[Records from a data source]
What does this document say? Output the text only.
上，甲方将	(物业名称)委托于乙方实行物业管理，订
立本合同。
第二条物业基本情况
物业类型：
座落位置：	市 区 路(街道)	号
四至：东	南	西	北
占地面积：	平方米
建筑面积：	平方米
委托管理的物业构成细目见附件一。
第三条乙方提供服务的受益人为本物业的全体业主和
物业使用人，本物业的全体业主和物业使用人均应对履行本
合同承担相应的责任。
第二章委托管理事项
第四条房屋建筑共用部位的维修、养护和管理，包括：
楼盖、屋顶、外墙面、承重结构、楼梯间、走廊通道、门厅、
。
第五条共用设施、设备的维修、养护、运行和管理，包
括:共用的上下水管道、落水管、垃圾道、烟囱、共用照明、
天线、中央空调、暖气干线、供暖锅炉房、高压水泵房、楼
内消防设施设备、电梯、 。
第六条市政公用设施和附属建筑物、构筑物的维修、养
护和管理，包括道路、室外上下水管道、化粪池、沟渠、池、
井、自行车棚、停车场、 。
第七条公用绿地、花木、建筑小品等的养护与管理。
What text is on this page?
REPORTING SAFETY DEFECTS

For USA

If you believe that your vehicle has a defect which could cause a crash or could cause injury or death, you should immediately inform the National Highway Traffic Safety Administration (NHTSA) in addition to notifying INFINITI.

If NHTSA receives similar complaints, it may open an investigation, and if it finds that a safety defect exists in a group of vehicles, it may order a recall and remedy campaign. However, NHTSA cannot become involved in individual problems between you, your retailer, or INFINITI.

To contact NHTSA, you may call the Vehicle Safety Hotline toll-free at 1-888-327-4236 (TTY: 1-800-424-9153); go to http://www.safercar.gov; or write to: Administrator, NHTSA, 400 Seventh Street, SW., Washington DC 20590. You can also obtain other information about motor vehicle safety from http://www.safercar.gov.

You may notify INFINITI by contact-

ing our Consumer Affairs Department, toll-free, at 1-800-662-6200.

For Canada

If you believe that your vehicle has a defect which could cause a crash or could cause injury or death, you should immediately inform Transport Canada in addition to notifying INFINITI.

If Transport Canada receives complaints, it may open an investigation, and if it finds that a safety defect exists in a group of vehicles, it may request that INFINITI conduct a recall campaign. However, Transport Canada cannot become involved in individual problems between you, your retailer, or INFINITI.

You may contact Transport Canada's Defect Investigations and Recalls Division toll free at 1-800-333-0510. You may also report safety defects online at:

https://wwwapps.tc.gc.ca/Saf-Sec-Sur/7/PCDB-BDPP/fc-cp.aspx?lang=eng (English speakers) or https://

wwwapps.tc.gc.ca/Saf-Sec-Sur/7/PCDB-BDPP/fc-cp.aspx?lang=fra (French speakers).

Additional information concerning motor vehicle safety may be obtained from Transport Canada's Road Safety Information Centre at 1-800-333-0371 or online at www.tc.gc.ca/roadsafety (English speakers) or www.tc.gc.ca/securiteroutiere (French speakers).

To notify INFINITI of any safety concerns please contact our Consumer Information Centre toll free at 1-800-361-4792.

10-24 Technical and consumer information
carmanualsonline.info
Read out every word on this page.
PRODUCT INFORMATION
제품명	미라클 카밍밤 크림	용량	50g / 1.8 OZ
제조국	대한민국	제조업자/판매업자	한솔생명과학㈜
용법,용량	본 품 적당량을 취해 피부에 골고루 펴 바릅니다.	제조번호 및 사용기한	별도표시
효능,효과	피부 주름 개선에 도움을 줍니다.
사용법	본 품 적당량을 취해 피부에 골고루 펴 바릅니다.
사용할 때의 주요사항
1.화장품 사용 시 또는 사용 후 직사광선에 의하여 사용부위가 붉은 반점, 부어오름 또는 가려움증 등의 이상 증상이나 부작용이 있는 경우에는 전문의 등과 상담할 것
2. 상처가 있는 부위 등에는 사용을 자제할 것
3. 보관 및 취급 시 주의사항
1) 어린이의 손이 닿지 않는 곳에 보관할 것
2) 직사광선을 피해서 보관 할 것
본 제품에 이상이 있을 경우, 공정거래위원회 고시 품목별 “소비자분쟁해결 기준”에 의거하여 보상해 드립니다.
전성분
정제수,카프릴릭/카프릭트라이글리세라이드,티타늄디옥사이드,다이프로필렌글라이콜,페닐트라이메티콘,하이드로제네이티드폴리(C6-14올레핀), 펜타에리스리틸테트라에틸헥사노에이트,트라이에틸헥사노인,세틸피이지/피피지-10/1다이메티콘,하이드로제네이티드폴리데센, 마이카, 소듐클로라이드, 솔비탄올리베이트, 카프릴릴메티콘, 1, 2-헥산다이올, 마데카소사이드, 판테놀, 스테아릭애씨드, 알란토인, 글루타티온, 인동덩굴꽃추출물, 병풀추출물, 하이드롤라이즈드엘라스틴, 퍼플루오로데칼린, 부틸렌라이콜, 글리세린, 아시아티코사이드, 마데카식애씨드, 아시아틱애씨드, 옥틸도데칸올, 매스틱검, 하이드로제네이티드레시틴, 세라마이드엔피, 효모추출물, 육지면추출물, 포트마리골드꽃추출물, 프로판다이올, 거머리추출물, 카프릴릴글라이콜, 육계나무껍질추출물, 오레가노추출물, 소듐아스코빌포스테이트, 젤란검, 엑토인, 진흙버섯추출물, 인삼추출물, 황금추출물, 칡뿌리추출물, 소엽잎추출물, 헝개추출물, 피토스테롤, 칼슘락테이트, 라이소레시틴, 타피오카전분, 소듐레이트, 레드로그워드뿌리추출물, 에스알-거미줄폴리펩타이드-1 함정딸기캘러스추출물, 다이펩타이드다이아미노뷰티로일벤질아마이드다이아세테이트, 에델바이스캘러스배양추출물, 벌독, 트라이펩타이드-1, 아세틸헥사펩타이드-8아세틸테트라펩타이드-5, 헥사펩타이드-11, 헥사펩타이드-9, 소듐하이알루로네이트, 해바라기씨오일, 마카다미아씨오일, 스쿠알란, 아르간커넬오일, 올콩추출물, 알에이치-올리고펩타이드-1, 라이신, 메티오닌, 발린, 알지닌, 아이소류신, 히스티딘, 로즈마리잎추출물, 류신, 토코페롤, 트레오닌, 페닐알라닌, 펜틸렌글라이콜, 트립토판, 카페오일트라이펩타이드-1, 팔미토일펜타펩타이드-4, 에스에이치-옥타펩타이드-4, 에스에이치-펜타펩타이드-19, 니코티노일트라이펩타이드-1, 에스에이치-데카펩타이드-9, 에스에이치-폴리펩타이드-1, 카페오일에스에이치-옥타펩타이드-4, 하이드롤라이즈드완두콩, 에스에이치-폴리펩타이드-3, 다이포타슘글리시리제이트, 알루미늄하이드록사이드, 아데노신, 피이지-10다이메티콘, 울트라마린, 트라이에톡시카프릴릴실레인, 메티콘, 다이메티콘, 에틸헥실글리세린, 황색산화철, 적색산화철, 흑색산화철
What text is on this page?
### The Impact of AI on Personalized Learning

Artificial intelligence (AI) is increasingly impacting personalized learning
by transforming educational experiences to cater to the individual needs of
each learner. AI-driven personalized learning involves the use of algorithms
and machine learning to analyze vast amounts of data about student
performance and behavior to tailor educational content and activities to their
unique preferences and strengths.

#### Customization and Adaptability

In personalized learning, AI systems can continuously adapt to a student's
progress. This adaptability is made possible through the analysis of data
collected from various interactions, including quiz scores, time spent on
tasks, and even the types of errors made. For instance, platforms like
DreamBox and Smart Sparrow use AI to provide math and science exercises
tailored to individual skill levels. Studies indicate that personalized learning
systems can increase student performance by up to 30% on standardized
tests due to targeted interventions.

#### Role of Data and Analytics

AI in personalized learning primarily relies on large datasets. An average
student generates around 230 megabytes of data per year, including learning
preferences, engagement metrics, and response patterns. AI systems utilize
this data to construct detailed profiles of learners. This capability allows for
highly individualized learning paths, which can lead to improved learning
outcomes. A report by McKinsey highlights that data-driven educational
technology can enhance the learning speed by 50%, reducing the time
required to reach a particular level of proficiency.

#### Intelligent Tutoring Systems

▶ **Your task**: Only lines holding the string "preferences" are wanted; gather each one from the entries above.

▶ **Output of the task**:
unique preferences and strengths.
preferences, engagement metrics, and response patterns. AI systems utilize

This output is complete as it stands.